### WORK TO BE COMPLETED
Omit any picture, and return the remaining data exactly as written.
##########
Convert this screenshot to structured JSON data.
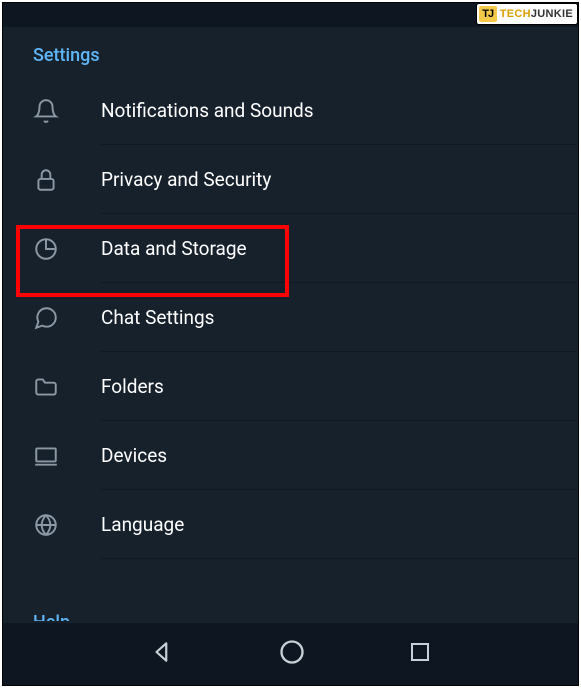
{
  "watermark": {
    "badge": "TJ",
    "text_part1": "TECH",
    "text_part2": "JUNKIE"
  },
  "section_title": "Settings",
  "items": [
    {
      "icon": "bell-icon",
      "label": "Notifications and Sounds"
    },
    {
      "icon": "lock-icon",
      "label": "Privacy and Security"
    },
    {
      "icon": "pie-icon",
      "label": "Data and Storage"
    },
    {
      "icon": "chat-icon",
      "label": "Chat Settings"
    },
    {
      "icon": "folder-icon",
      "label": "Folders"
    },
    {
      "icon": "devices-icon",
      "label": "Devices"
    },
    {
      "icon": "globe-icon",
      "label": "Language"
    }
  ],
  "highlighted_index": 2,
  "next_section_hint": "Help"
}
##########
### REPLY
Convert this screenshot to structured JSON data.
{
  "watermark": {
    "badge": "TJ",
    "text_part1": "TECH",
    "text_part2": "JUNKIE"
  },
  "section_title": "Settings",
  "items": [
    {
      "icon": "bell-icon",
      "label": "Notifications and Sounds"
    },
    {
      "icon": "lock-icon",
      "label": "Privacy and Security"
    },
    {
      "icon": "pie-icon",
      "label": "Data and Storage"
    },
    {
      "icon": "chat-icon",
      "label": "Chat Settings"
    },
    {
      "icon": "folder-icon",
      "label": "Folders"
    },
    {
      "icon": "devices-icon",
      "label": "Devices"
    },
    {
      "icon": "globe-icon",
      "label": "Language"
    }
  ],
  "highlighted_index": 2,
  "next_section_hint": "Help"
}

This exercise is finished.